▶ SET EXERCISE: Extract every line that contains the string "this".

-- start --

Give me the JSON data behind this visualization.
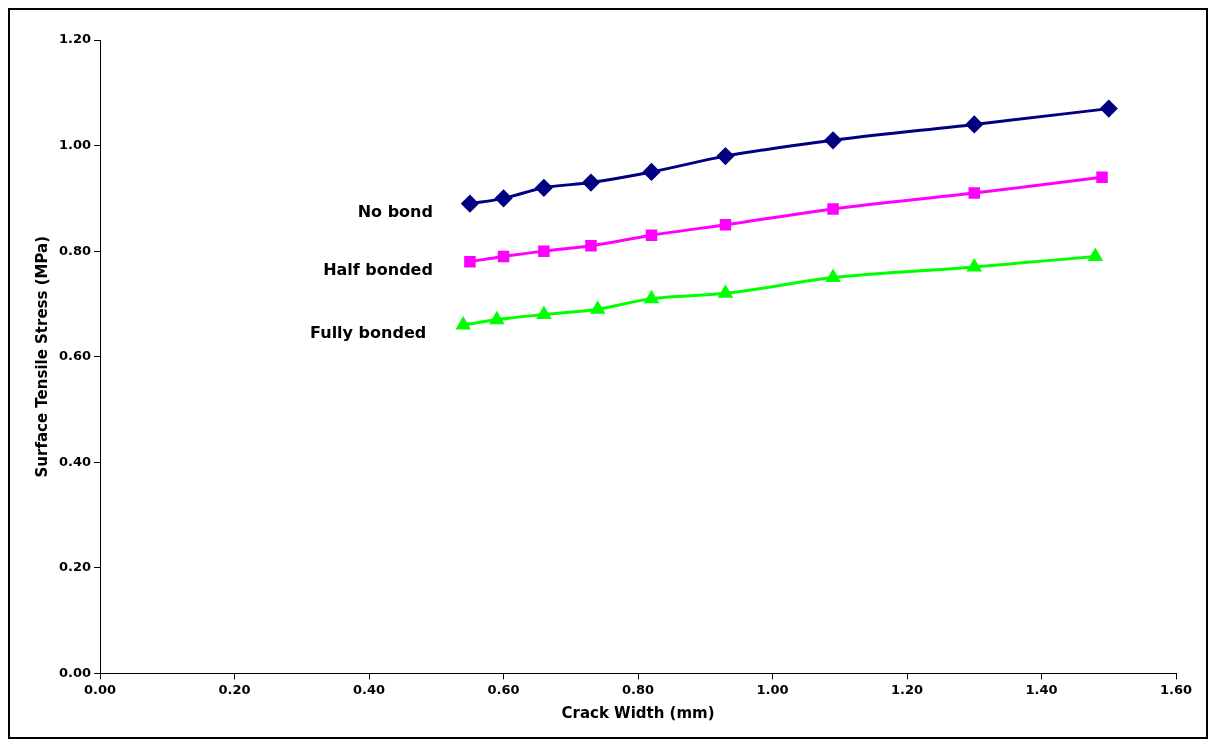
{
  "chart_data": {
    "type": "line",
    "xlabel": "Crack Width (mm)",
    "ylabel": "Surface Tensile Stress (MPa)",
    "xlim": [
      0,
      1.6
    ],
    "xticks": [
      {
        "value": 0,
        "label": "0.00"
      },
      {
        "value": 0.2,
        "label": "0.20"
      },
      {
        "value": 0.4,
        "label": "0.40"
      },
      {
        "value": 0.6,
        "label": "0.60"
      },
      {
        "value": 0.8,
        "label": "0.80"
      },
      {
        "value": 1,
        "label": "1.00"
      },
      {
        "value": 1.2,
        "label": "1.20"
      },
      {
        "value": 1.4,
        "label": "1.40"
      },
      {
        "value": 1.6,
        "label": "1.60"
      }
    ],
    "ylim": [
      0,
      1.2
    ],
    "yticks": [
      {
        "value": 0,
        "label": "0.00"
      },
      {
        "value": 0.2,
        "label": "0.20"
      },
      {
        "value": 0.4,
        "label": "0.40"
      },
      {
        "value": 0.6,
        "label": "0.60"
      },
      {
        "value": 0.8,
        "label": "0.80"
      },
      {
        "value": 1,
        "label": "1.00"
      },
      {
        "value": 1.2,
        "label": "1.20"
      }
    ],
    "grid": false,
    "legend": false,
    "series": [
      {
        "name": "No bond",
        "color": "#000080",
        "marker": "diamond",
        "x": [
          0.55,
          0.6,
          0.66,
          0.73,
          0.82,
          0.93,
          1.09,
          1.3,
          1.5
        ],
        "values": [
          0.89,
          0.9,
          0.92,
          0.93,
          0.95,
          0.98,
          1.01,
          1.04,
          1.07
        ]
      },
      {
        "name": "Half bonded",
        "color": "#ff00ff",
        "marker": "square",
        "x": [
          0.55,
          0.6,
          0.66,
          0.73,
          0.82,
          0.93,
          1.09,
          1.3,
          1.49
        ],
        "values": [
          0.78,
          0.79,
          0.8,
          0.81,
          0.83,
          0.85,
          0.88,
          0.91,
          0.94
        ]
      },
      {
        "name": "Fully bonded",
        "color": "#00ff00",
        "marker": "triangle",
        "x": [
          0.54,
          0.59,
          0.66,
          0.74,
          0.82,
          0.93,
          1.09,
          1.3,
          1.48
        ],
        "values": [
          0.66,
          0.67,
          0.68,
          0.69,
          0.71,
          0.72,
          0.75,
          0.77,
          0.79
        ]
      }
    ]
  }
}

-- end --
-- start --

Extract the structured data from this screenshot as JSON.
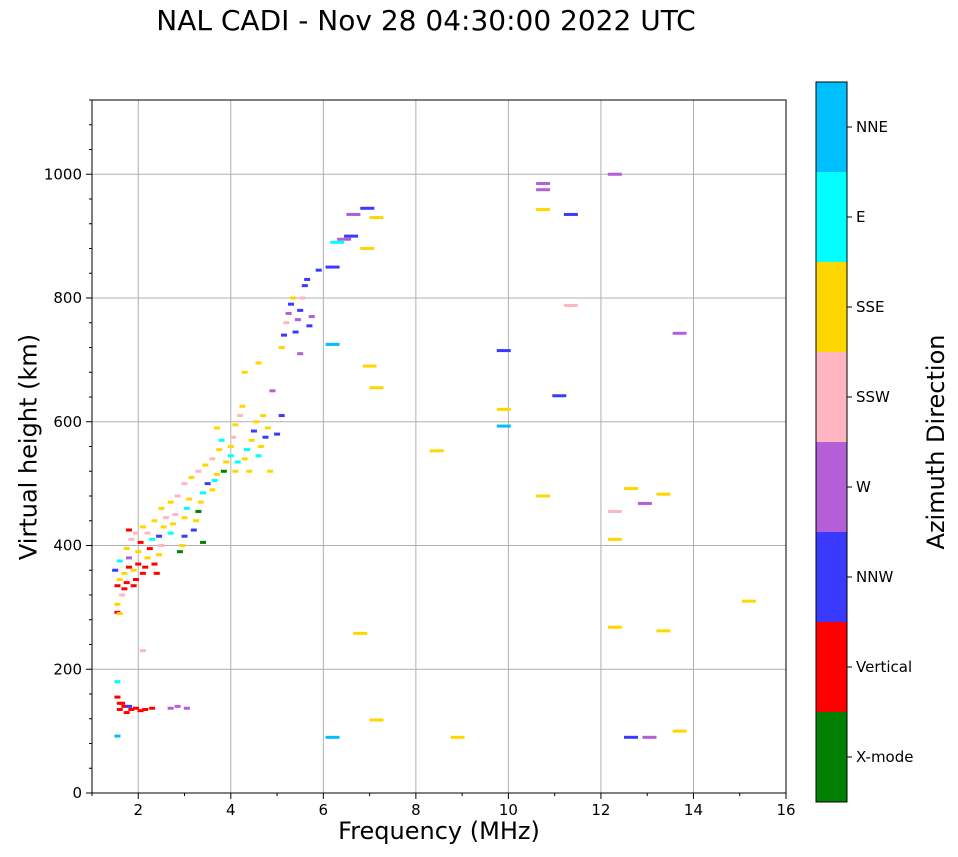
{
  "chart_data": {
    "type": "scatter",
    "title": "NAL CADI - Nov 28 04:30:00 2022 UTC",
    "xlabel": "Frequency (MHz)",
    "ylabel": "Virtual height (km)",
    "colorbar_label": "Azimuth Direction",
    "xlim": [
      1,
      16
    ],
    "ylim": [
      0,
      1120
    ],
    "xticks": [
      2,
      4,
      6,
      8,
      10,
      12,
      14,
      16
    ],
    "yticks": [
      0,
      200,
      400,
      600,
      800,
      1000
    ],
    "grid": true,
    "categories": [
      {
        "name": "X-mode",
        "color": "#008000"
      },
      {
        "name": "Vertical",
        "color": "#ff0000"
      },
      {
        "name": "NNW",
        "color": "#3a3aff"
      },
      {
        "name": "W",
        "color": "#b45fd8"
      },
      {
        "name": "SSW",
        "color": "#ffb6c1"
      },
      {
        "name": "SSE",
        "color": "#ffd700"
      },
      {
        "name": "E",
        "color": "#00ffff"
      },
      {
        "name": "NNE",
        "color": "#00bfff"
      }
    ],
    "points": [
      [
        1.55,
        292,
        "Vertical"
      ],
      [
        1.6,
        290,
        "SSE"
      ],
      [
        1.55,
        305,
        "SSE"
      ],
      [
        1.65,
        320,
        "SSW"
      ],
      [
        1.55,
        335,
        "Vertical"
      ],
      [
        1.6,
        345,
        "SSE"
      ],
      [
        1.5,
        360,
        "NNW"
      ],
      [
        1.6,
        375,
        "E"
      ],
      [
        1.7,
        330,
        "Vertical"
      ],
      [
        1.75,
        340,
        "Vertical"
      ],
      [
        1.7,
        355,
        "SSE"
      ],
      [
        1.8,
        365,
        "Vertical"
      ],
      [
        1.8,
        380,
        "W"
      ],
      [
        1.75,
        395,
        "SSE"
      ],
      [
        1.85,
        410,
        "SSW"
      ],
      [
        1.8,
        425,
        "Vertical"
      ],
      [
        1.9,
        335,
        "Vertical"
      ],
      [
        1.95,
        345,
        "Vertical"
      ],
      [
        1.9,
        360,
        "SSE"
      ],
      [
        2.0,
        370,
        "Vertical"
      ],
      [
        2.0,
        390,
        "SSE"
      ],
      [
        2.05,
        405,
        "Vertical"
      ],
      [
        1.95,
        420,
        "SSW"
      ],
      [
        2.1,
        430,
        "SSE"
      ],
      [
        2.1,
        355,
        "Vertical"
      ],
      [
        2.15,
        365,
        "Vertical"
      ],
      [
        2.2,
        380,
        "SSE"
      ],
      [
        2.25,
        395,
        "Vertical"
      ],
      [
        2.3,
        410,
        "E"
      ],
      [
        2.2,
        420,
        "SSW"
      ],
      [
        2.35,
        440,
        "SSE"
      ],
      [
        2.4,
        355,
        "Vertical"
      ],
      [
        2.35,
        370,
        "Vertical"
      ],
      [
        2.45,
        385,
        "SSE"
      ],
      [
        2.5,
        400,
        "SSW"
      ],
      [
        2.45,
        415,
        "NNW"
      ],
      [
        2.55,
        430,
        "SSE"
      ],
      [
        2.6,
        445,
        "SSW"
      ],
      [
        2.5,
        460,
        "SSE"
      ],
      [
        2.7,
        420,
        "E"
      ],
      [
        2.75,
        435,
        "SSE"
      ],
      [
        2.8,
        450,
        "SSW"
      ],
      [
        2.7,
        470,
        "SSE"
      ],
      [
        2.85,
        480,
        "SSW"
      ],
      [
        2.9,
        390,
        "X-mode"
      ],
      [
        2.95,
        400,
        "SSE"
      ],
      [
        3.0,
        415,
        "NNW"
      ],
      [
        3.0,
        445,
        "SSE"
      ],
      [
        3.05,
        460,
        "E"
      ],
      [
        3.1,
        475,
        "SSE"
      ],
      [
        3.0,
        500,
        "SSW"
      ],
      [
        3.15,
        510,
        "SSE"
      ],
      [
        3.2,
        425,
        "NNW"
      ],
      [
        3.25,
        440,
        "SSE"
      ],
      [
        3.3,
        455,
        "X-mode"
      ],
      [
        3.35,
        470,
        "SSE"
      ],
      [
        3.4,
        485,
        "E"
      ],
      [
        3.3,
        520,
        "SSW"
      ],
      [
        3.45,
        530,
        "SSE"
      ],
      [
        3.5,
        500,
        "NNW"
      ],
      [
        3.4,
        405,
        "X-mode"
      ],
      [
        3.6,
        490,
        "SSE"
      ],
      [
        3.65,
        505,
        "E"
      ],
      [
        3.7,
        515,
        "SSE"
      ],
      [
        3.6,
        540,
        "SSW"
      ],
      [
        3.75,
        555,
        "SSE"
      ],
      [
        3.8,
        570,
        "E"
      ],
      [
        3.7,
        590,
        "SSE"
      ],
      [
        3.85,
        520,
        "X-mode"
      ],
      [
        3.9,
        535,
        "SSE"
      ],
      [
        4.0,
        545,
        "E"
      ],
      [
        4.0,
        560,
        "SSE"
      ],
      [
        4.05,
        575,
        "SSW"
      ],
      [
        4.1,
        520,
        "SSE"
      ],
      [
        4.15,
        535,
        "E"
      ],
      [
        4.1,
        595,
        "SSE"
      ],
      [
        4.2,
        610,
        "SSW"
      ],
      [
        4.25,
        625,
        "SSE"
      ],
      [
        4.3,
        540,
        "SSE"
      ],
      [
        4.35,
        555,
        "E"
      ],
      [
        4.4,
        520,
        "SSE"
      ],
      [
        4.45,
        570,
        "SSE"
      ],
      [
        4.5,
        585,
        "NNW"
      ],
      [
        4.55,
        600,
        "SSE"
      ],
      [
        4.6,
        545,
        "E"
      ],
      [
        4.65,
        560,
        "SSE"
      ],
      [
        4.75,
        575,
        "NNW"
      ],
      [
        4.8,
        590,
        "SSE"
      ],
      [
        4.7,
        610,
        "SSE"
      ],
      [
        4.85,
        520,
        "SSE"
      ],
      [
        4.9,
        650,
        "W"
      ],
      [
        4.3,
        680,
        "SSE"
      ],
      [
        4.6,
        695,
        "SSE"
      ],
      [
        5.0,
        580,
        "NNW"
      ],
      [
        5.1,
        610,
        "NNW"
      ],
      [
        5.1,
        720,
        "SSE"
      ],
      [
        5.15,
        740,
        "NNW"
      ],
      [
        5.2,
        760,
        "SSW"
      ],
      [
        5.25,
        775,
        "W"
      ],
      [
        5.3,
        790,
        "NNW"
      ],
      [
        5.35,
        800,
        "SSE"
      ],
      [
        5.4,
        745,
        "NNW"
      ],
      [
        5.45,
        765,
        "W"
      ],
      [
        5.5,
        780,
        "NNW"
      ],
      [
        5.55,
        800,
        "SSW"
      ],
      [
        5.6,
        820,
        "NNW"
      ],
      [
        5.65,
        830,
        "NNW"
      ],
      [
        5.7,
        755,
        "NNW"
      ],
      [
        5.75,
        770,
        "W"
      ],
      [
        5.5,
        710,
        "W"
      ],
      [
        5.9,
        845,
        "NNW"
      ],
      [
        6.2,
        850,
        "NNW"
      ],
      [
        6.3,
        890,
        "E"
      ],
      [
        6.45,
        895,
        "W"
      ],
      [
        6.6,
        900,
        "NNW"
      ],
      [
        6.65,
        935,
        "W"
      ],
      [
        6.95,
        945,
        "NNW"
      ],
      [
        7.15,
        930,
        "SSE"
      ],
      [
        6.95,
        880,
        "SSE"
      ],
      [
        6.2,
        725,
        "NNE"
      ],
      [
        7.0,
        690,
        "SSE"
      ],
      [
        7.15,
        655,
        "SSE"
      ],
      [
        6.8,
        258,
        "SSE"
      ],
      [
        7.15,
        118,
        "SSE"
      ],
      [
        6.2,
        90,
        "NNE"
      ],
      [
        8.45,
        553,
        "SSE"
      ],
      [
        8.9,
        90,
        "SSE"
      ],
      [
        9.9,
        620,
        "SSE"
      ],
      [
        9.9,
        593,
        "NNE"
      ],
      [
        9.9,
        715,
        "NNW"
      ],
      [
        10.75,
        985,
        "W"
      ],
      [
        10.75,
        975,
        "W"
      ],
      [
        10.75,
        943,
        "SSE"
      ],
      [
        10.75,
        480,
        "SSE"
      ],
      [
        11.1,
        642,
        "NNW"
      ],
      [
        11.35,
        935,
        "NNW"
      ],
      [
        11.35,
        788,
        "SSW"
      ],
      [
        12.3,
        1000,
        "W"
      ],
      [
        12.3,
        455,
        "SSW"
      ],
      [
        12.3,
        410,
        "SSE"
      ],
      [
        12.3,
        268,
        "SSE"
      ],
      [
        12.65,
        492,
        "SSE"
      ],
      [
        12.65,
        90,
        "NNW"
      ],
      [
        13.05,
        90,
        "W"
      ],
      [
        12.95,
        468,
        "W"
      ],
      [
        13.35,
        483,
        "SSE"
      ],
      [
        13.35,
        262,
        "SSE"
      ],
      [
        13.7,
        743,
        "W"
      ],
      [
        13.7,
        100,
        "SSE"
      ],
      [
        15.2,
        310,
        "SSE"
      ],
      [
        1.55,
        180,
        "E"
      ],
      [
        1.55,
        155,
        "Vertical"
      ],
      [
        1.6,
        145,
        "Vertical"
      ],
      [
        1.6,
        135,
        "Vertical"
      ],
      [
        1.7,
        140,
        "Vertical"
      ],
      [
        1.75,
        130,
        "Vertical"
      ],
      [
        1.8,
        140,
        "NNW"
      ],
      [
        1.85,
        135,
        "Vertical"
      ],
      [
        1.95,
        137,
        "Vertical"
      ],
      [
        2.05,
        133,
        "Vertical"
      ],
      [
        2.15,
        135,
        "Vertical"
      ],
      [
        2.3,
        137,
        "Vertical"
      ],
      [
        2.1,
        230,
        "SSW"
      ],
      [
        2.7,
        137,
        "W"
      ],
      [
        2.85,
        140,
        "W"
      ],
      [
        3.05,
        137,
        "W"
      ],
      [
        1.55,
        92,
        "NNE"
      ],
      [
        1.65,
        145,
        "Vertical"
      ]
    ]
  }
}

-- end --

▶ ANSWER BELOW:
Give me the JSON data behind this visualization.
Extract the structured data from this screenshot as JSON.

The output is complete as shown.